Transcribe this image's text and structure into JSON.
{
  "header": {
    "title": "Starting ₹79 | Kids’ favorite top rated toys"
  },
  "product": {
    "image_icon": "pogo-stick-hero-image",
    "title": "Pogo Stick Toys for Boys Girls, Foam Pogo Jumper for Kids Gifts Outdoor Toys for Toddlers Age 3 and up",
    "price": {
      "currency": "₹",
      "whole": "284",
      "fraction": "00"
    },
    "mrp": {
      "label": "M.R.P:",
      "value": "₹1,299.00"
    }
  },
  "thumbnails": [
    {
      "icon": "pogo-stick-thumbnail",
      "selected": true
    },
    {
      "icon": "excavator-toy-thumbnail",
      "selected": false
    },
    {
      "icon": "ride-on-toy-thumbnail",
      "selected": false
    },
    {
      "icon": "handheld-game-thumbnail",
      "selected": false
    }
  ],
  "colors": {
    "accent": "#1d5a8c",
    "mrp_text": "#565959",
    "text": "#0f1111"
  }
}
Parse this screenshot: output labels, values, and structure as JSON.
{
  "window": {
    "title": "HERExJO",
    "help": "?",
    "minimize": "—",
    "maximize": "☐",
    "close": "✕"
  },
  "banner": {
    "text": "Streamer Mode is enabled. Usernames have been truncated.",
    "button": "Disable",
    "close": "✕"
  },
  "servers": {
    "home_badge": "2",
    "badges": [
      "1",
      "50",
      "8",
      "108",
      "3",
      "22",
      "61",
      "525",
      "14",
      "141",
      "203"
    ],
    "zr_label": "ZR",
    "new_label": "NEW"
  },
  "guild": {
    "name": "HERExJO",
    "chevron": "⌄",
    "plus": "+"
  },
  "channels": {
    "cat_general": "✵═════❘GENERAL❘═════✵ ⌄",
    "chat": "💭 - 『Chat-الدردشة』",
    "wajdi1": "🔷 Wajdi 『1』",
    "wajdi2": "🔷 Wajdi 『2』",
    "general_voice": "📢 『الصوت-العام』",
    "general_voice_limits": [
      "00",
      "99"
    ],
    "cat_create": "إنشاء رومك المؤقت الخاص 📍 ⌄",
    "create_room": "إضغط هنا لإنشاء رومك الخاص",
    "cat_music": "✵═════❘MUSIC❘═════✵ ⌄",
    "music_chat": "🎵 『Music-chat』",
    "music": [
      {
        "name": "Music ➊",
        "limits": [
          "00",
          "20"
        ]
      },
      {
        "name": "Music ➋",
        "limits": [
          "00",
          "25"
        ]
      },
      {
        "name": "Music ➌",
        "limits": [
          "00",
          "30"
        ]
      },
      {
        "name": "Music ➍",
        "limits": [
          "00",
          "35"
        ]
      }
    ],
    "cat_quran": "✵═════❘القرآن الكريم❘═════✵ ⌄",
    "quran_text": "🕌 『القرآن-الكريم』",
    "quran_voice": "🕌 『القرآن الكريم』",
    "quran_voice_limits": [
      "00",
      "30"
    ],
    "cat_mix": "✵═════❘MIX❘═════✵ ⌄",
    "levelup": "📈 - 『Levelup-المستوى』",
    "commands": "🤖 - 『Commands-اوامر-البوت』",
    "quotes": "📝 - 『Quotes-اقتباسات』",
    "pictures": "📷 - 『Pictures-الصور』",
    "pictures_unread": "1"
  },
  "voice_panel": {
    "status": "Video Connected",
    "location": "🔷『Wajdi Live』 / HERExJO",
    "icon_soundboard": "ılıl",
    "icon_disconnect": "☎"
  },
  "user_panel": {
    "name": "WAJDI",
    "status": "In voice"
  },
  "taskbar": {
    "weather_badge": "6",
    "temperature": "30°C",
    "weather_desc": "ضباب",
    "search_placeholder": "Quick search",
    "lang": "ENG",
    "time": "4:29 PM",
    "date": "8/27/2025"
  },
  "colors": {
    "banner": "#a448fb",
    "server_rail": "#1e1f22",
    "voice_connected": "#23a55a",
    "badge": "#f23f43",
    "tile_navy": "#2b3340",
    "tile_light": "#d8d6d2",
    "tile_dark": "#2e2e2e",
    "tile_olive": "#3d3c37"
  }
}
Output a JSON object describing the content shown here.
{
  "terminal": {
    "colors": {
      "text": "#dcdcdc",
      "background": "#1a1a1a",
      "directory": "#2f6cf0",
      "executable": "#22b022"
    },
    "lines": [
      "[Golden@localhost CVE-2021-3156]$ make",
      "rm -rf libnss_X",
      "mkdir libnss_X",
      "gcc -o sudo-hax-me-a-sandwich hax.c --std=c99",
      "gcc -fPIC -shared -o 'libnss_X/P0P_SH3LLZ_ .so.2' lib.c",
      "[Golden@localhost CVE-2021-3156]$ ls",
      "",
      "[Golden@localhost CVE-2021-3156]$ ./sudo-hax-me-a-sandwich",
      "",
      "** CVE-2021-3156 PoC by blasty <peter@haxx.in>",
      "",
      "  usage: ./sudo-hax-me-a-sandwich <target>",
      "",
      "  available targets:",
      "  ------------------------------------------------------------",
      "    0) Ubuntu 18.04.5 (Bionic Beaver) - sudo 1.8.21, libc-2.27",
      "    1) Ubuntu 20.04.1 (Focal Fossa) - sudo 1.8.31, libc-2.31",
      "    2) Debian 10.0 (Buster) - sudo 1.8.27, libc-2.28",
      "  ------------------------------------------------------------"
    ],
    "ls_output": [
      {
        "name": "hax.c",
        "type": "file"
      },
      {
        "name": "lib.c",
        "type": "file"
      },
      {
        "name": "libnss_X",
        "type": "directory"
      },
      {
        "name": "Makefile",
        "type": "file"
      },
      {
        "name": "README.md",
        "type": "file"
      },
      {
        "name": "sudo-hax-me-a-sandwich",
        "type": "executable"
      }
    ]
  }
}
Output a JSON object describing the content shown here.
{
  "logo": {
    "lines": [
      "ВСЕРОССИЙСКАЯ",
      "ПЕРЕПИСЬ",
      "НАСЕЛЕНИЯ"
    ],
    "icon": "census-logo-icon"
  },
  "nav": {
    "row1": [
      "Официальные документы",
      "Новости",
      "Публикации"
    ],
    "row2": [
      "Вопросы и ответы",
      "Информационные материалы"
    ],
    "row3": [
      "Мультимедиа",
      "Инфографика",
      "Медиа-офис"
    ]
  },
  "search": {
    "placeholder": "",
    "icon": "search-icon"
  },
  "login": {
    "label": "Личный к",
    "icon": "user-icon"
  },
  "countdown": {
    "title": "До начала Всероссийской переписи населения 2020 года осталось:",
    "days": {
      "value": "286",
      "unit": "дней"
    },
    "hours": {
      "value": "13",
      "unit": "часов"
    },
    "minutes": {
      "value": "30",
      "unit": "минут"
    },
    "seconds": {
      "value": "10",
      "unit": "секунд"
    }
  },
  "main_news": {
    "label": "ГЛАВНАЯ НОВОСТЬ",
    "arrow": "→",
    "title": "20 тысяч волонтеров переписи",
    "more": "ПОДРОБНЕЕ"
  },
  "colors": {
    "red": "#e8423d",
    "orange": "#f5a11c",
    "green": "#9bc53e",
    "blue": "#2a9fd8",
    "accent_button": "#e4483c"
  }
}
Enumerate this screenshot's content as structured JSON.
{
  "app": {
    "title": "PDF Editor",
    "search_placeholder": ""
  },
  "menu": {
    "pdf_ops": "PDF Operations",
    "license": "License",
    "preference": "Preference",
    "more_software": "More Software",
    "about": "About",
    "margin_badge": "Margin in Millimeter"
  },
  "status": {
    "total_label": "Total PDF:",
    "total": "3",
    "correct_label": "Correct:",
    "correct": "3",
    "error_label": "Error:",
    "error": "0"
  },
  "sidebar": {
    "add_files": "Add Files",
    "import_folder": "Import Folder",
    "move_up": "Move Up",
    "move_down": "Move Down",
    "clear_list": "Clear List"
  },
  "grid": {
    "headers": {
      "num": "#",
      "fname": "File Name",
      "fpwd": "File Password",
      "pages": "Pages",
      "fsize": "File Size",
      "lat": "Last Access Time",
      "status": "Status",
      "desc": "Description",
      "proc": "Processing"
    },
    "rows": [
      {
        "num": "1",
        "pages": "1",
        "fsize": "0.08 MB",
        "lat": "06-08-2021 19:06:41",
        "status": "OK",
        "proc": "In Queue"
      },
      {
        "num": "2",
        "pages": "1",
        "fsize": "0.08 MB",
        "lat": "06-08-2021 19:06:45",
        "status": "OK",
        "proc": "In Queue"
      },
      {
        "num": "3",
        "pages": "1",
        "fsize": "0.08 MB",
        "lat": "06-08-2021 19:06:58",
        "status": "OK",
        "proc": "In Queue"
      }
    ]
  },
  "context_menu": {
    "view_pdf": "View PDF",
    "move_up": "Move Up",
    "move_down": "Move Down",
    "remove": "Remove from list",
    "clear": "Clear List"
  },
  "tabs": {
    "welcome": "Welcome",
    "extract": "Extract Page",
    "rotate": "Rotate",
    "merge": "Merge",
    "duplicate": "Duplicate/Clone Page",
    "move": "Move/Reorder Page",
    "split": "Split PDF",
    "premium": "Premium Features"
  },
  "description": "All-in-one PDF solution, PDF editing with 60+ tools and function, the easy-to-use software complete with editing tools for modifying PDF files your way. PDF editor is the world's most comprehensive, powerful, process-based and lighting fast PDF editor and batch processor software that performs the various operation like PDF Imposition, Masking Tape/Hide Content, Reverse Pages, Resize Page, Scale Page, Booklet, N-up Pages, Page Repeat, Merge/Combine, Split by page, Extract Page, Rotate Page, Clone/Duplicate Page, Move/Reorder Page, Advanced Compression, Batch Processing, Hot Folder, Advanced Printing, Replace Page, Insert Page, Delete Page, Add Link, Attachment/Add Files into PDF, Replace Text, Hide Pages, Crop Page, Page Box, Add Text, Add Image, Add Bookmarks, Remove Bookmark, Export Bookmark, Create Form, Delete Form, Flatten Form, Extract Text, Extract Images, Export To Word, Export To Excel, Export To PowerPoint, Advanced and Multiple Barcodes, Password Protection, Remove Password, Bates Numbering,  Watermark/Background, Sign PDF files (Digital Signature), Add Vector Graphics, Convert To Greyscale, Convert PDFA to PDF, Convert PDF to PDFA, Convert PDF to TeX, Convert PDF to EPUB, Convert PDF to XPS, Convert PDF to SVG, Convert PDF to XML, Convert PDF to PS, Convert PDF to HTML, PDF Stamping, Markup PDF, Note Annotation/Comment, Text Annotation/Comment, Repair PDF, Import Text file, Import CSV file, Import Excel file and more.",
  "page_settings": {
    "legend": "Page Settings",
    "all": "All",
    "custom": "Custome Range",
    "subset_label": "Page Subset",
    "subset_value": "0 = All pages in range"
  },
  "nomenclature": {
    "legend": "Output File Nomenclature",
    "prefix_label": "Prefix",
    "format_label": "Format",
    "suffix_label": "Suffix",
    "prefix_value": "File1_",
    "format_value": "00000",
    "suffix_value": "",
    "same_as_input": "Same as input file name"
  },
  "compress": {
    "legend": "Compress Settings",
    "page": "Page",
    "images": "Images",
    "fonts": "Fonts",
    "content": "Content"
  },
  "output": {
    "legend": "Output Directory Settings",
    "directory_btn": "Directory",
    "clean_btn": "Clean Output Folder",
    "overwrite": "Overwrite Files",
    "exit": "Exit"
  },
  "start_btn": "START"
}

---------------

# WHAT THIS TASK INVOLVES
Check each line of the records for the word "Clear" and extract those that contain it.

# OUTPUT
    "clear_list": "Clear List"
    "clear": "Clear List"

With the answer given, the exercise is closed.